==== EXTRACTED MATERIAL
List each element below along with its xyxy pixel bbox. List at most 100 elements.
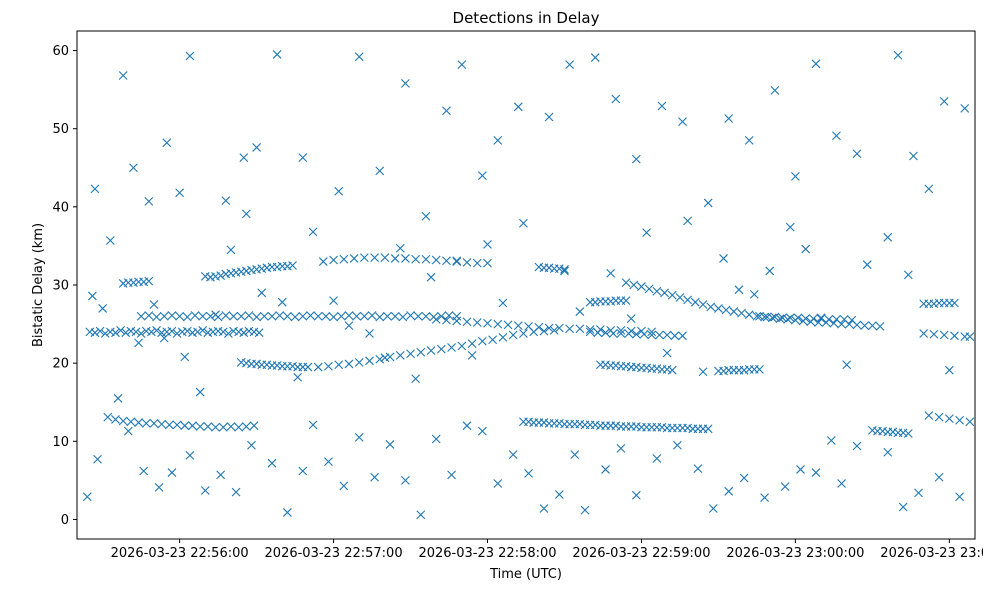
data-point-marker [755, 365, 764, 374]
series-track-26km-steady [136, 311, 462, 322]
data-point-marker [93, 454, 102, 464]
data-point-marker [308, 420, 318, 430]
data-point-marker [488, 335, 498, 345]
data-point-marker [575, 307, 585, 316]
data-point-marker [359, 253, 369, 263]
data-point-marker [965, 332, 975, 341]
data-point-marker [575, 324, 585, 334]
data-point-marker [762, 312, 772, 322]
data-point-marker [275, 311, 285, 320]
data-point-marker [144, 311, 154, 320]
data-point-marker [667, 365, 677, 375]
data-point-marker [144, 196, 154, 206]
data-point-marker [826, 436, 836, 445]
data-point-marker [883, 447, 893, 457]
data-point-marker [457, 60, 467, 69]
data-point-marker [960, 103, 970, 113]
data-point-marker [621, 278, 631, 288]
x-tick-label: 2026-03-23 23:00:00 [726, 546, 864, 561]
data-point-marker [167, 468, 177, 477]
data-point-marker [616, 443, 626, 453]
y-tick-label: 20 [52, 357, 69, 372]
series-track-33km-arc [318, 253, 492, 268]
series-track-12km-mid [519, 417, 713, 434]
data-point-marker [513, 102, 523, 112]
data-point-marker [283, 311, 292, 321]
data-point-marker [390, 311, 400, 321]
data-point-marker [380, 253, 390, 263]
data-point-marker [111, 415, 120, 424]
data-point-marker [244, 311, 254, 320]
data-point-marker [867, 321, 877, 331]
data-point-marker [914, 488, 923, 498]
data-point-marker [760, 493, 769, 502]
data-point-marker [939, 330, 949, 340]
data-point-marker [729, 307, 739, 316]
chart-title: Detections in Delay [453, 9, 600, 27]
data-point-marker [329, 296, 338, 306]
data-point-marker [508, 450, 518, 459]
data-point-marker [472, 318, 482, 327]
data-point-marker [367, 311, 377, 320]
data-point-marker [426, 272, 436, 282]
data-point-marker [257, 288, 267, 298]
x-tick-label: 2026-03-23 22:58:00 [418, 546, 556, 561]
series-track-20km-flat [236, 357, 313, 372]
data-point-marker [462, 421, 472, 431]
data-point-marker [157, 419, 167, 429]
data-point-marker [698, 300, 708, 309]
data-point-marker [431, 314, 441, 324]
data-point-marker [457, 341, 467, 351]
data-point-marker [365, 329, 374, 338]
data-point-marker [852, 149, 862, 159]
data-point-marker [411, 254, 421, 264]
data-point-marker [524, 468, 533, 478]
data-point-marker [288, 261, 297, 270]
data-point-marker [483, 318, 492, 328]
data-point-marker [385, 440, 395, 449]
data-point-marker [365, 356, 374, 366]
data-point-marker [955, 492, 964, 502]
data-point-marker [703, 424, 713, 434]
data-point-marker [298, 153, 308, 162]
data-point-marker [436, 344, 446, 354]
data-point-marker [585, 325, 595, 334]
data-point-marker [126, 417, 136, 427]
data-point-marker [141, 418, 151, 428]
data-point-marker [344, 311, 354, 320]
data-point-marker [703, 198, 713, 208]
series-clutter-high [90, 50, 970, 281]
data-point-marker [426, 346, 436, 356]
data-point-marker [324, 457, 333, 467]
data-point-marker [324, 361, 333, 371]
data-point-marker [862, 260, 872, 270]
data-point-marker [690, 297, 700, 307]
data-point-marker [182, 326, 192, 336]
data-point-marker [667, 290, 677, 300]
data-point-marker [401, 78, 410, 88]
data-point-marker [105, 236, 115, 245]
data-point-marker [136, 329, 146, 338]
data-point-marker [167, 326, 177, 336]
data-point-marker [159, 333, 169, 343]
data-point-marker [816, 313, 826, 323]
data-point-marker [608, 329, 618, 338]
data-point-marker [483, 239, 492, 249]
data-point-marker [842, 360, 852, 370]
data-point-marker [811, 468, 821, 477]
series-track-19km-short [714, 365, 764, 376]
x-axis-ticks: 2026-03-23 22:56:00 2026-03-23 22:57:00 20… [111, 539, 983, 561]
data-point-marker [611, 94, 621, 104]
data-point-marker [639, 329, 649, 339]
data-point-marker [159, 311, 169, 321]
data-point-marker [411, 374, 421, 384]
data-point-marker [883, 232, 893, 242]
data-point-marker [944, 414, 954, 424]
data-point-marker [88, 291, 97, 301]
data-point-marker [226, 245, 236, 255]
data-point-marker [616, 325, 626, 335]
data-point-marker [298, 466, 308, 476]
data-point-marker [413, 311, 423, 321]
data-point-marker [554, 323, 564, 333]
data-point-marker [152, 312, 161, 322]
========
__WHAT YOU NEED TO DO__
Repeat all of the data above line for line, without any changes, and omit the pictures from your answer.

__THE REPLY__
List each element below along with its xyxy pixel bbox. List at most 100 elements.
data-point-marker [755, 365, 764, 374]
series-track-26km-steady [136, 311, 462, 322]
data-point-marker [93, 454, 102, 464]
data-point-marker [308, 420, 318, 430]
data-point-marker [488, 335, 498, 345]
data-point-marker [575, 307, 585, 316]
data-point-marker [359, 253, 369, 263]
data-point-marker [965, 332, 975, 341]
data-point-marker [575, 324, 585, 334]
data-point-marker [762, 312, 772, 322]
data-point-marker [275, 311, 285, 320]
data-point-marker [144, 311, 154, 320]
data-point-marker [667, 365, 677, 375]
data-point-marker [144, 196, 154, 206]
data-point-marker [826, 436, 836, 445]
data-point-marker [883, 447, 893, 457]
data-point-marker [457, 60, 467, 69]
data-point-marker [960, 103, 970, 113]
data-point-marker [621, 278, 631, 288]
x-tick-label: 2026-03-23 23:00:00 [726, 546, 864, 561]
data-point-marker [167, 468, 177, 477]
data-point-marker [616, 443, 626, 453]
y-tick-label: 20 [52, 357, 69, 372]
series-track-33km-arc [318, 253, 492, 268]
series-track-12km-mid [519, 417, 713, 434]
data-point-marker [513, 102, 523, 112]
data-point-marker [283, 311, 292, 321]
data-point-marker [390, 311, 400, 321]
data-point-marker [380, 253, 390, 263]
data-point-marker [111, 415, 120, 424]
data-point-marker [244, 311, 254, 320]
data-point-marker [867, 321, 877, 331]
data-point-marker [914, 488, 923, 498]
data-point-marker [760, 493, 769, 502]
data-point-marker [939, 330, 949, 340]
data-point-marker [729, 307, 739, 316]
chart-title: Detections in Delay [453, 9, 600, 27]
data-point-marker [329, 296, 338, 306]
data-point-marker [508, 450, 518, 459]
data-point-marker [472, 318, 482, 327]
data-point-marker [367, 311, 377, 320]
data-point-marker [426, 272, 436, 282]
data-point-marker [257, 288, 267, 298]
x-tick-label: 2026-03-23 22:58:00 [418, 546, 556, 561]
series-track-20km-flat [236, 357, 313, 372]
data-point-marker [462, 421, 472, 431]
data-point-marker [157, 419, 167, 429]
data-point-marker [698, 300, 708, 309]
data-point-marker [431, 314, 441, 324]
data-point-marker [457, 341, 467, 351]
data-point-marker [365, 329, 374, 338]
data-point-marker [852, 149, 862, 159]
data-point-marker [411, 254, 421, 264]
data-point-marker [524, 468, 533, 478]
data-point-marker [288, 261, 297, 270]
data-point-marker [483, 318, 492, 328]
data-point-marker [385, 440, 395, 449]
data-point-marker [365, 356, 374, 366]
data-point-marker [955, 492, 964, 502]
data-point-marker [703, 424, 713, 434]
data-point-marker [298, 153, 308, 162]
data-point-marker [436, 344, 446, 354]
data-point-marker [585, 325, 595, 334]
data-point-marker [126, 417, 136, 427]
data-point-marker [141, 418, 151, 428]
data-point-marker [344, 311, 354, 320]
data-point-marker [703, 198, 713, 208]
series-clutter-high [90, 50, 970, 281]
data-point-marker [426, 346, 436, 356]
data-point-marker [324, 457, 333, 467]
data-point-marker [324, 361, 333, 371]
data-point-marker [862, 260, 872, 270]
data-point-marker [690, 297, 700, 307]
data-point-marker [182, 326, 192, 336]
data-point-marker [667, 290, 677, 300]
data-point-marker [401, 78, 410, 88]
data-point-marker [105, 236, 115, 245]
data-point-marker [136, 329, 146, 338]
data-point-marker [167, 326, 177, 336]
data-point-marker [159, 333, 169, 343]
data-point-marker [816, 313, 826, 323]
data-point-marker [608, 329, 618, 338]
data-point-marker [483, 239, 492, 249]
data-point-marker [842, 360, 852, 370]
data-point-marker [811, 468, 821, 477]
series-track-19km-short [714, 365, 764, 376]
x-axis-ticks: 2026-03-23 22:56:00 2026-03-23 22:57:00 20… [111, 539, 983, 561]
data-point-marker [611, 94, 621, 104]
data-point-marker [639, 329, 649, 339]
data-point-marker [159, 311, 169, 321]
data-point-marker [411, 374, 421, 384]
data-point-marker [883, 232, 893, 242]
data-point-marker [944, 414, 954, 424]
data-point-marker [88, 291, 97, 301]
data-point-marker [226, 245, 236, 255]
data-point-marker [616, 325, 626, 335]
data-point-marker [298, 466, 308, 476]
data-point-marker [413, 311, 423, 321]
data-point-marker [554, 323, 564, 333]
data-point-marker [152, 312, 161, 322]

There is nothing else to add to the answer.